### Short task
Set out every line bearing the string "Cloud".

### Information provided
--------------------

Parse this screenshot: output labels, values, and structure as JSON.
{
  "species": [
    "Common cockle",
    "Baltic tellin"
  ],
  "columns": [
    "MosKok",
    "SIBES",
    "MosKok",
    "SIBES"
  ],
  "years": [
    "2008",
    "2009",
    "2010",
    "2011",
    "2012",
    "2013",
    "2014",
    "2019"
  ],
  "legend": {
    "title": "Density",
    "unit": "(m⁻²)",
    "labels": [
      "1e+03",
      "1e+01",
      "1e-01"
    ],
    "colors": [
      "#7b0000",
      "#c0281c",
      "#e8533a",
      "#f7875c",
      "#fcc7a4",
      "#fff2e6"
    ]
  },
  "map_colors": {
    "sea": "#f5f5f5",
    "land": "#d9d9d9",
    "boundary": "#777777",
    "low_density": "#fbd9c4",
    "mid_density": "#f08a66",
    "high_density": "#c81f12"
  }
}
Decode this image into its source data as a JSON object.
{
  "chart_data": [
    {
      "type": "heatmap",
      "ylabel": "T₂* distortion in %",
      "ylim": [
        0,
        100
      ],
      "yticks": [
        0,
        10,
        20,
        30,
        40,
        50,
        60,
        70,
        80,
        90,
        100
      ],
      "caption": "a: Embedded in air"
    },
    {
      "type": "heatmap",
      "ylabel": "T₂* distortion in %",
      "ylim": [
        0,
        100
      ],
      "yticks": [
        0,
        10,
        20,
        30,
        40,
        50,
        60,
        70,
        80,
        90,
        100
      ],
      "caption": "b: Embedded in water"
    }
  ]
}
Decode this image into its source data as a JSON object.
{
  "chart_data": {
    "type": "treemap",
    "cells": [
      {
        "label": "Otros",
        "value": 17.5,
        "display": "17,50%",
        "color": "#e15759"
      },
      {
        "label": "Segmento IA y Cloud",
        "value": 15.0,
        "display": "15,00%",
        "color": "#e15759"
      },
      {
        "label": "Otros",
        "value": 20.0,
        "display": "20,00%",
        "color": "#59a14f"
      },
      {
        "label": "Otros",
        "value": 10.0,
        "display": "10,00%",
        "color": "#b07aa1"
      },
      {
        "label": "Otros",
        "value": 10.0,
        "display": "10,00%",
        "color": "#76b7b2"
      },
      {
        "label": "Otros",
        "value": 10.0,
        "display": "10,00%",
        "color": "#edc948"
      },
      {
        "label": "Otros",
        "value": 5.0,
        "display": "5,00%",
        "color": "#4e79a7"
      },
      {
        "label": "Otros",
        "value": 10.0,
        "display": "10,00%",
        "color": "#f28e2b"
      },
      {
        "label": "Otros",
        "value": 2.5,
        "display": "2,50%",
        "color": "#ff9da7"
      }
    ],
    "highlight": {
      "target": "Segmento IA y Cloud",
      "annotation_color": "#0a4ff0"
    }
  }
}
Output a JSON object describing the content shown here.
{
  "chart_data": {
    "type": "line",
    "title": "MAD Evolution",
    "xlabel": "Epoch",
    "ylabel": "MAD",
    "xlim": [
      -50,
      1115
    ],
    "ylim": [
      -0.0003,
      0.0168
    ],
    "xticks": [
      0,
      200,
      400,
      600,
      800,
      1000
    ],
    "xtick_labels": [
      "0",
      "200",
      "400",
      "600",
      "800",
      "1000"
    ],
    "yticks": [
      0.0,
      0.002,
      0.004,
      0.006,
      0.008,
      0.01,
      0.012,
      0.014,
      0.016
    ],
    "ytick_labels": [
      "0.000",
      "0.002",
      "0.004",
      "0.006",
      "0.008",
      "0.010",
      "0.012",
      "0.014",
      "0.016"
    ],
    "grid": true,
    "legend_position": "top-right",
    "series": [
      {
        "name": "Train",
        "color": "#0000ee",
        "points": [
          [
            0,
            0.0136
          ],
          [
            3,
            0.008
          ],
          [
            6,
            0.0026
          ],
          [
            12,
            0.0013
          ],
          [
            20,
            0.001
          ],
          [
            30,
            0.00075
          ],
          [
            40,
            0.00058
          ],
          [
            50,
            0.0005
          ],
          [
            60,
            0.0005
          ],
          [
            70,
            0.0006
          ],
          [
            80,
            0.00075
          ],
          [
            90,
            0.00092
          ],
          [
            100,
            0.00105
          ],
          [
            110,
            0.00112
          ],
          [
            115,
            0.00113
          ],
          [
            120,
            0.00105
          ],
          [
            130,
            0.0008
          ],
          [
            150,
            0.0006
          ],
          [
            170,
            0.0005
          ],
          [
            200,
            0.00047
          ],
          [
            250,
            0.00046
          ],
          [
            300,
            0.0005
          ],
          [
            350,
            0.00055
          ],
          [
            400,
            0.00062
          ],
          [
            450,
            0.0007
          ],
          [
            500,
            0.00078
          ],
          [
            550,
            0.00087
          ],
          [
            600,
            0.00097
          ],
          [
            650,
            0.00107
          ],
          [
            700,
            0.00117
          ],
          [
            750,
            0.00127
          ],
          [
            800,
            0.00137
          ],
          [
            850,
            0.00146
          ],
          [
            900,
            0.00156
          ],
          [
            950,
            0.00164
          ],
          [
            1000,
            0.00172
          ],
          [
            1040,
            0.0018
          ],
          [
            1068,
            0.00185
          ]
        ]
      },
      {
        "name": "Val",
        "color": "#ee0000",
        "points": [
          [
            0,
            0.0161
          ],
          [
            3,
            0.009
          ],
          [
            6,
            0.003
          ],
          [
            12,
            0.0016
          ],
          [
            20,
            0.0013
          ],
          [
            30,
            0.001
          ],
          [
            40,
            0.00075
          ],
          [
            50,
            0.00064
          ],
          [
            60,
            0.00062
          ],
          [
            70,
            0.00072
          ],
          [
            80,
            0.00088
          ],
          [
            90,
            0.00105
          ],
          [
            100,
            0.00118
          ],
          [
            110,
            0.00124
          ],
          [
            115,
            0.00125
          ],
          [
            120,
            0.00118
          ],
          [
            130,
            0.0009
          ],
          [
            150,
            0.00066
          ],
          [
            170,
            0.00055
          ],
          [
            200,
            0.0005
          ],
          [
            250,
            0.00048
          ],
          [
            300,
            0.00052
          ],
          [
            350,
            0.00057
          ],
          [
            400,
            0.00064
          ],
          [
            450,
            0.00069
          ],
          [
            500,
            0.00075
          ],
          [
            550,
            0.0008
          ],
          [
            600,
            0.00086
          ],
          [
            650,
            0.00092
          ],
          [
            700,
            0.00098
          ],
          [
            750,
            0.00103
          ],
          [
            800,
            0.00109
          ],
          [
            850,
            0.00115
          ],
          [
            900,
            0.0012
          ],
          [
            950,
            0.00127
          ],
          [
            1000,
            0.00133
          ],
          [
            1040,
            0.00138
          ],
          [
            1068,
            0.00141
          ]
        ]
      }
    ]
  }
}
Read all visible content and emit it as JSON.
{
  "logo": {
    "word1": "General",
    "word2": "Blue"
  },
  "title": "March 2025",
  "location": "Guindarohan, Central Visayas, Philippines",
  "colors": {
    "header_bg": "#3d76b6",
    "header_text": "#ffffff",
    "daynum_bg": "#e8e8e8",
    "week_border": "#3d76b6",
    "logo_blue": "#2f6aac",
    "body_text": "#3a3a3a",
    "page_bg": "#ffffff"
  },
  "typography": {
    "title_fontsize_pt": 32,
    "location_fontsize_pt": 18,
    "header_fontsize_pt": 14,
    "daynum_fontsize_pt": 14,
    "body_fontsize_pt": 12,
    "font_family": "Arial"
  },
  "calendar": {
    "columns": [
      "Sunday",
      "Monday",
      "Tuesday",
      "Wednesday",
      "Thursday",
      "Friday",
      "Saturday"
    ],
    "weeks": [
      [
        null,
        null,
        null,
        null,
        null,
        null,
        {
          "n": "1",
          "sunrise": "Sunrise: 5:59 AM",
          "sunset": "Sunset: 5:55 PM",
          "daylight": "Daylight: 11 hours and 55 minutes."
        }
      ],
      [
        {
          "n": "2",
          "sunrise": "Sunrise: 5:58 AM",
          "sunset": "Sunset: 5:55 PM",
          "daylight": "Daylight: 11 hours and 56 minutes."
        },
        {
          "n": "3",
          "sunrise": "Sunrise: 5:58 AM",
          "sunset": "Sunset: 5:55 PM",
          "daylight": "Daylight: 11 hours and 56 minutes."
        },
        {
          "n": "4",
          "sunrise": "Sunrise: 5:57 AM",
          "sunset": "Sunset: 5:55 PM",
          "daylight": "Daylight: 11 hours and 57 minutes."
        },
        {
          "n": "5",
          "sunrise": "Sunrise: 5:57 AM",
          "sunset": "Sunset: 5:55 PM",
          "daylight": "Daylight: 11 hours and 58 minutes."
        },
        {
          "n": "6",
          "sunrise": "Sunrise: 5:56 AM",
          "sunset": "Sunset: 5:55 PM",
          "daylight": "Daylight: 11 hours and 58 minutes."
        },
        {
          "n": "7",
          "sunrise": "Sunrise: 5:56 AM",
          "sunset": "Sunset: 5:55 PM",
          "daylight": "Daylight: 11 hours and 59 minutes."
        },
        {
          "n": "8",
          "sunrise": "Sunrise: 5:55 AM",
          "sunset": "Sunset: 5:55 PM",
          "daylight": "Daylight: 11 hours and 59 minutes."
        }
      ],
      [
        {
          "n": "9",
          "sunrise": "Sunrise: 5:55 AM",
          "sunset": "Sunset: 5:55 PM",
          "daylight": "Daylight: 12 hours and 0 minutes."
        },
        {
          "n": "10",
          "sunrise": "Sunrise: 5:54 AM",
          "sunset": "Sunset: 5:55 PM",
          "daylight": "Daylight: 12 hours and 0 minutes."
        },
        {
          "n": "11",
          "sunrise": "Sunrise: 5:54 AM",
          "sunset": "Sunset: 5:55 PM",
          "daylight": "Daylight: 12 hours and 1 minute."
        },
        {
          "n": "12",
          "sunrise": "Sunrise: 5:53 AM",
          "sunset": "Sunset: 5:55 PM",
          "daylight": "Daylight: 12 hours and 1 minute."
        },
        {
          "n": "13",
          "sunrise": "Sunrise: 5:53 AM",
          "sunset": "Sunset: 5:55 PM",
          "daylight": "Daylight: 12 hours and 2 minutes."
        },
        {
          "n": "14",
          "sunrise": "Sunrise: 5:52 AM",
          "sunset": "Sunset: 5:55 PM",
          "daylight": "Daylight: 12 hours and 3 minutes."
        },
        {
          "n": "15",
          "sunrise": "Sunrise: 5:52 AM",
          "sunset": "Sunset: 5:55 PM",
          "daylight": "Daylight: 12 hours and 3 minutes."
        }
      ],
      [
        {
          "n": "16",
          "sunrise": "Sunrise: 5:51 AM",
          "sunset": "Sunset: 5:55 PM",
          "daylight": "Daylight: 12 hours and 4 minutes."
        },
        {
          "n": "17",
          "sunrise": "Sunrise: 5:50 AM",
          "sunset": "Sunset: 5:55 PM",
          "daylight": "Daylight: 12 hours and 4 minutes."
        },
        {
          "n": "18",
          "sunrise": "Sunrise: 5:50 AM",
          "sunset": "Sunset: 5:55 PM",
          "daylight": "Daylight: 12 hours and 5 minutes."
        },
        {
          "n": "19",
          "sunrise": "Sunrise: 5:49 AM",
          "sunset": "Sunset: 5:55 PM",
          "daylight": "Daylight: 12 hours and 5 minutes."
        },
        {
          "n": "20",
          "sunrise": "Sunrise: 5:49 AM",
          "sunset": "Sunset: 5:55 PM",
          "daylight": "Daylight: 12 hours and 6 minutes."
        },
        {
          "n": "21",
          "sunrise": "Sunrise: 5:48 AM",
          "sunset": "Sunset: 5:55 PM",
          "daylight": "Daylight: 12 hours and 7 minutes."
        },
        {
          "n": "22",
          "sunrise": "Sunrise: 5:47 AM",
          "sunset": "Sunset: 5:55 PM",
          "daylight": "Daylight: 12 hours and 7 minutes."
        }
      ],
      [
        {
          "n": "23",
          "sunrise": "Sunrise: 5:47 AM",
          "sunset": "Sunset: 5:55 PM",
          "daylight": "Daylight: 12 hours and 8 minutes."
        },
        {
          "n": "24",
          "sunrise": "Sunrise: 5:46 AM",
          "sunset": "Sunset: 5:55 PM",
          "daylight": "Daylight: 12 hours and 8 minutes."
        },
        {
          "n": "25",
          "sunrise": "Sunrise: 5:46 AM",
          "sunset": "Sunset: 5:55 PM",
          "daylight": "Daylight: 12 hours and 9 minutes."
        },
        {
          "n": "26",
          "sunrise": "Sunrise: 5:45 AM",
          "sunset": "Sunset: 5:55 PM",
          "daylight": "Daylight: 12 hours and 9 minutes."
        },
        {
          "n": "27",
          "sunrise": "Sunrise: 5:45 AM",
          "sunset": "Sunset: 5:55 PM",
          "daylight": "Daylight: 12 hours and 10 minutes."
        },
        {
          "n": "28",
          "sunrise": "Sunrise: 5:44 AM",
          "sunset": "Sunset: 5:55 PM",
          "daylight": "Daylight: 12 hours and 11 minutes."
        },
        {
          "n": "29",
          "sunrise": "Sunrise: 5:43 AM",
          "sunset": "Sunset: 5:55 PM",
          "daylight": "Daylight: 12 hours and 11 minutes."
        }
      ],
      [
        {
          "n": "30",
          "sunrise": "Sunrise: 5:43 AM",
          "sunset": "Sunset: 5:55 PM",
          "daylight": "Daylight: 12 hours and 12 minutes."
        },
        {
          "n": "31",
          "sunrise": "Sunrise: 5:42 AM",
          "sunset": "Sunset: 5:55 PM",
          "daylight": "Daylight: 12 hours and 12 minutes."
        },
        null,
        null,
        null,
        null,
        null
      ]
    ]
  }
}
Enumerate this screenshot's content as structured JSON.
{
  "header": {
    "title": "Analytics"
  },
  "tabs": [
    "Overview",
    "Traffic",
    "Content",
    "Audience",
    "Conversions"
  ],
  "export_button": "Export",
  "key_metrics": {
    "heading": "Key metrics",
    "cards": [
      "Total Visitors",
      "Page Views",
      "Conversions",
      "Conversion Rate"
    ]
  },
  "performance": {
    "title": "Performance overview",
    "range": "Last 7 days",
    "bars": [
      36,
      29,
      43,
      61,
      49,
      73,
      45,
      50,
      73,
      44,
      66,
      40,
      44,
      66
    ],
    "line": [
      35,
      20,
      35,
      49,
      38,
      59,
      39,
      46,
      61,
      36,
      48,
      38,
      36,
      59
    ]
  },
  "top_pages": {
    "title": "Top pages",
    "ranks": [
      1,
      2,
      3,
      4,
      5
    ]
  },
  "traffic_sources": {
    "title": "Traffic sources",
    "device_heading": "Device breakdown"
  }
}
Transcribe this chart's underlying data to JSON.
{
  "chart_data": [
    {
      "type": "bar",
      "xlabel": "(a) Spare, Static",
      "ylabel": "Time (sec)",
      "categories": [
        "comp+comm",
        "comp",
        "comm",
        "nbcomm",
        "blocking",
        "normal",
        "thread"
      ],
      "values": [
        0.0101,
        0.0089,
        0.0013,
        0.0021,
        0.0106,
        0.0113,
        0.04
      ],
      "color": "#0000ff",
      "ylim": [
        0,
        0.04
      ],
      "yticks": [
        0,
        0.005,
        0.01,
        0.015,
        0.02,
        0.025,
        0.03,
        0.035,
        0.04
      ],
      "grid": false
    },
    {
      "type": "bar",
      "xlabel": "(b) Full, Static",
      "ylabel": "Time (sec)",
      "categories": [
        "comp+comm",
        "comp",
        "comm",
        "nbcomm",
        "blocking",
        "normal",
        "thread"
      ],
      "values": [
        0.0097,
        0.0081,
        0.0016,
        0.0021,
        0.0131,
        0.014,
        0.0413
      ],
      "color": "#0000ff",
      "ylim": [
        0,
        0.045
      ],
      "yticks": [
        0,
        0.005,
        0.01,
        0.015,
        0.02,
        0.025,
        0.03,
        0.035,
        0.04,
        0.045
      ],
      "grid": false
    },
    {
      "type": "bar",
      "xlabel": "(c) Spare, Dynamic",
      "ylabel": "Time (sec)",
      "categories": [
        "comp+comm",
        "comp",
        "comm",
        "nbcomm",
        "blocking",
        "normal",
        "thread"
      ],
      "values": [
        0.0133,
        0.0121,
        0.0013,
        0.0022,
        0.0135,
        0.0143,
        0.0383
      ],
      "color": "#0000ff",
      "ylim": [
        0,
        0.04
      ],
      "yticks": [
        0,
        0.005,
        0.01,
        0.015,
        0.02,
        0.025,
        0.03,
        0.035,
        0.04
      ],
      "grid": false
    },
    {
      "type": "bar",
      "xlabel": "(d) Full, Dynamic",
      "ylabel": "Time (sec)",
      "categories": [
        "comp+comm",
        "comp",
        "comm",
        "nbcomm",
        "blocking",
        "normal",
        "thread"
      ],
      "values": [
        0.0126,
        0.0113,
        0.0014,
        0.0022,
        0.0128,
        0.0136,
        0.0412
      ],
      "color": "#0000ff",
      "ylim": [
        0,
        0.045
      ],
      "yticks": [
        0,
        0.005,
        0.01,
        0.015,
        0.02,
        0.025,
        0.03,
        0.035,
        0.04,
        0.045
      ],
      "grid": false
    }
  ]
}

--------------------

### Response to this task
        "label": "Segmento IA y Cloud",
      "target": "Segmento IA y Cloud",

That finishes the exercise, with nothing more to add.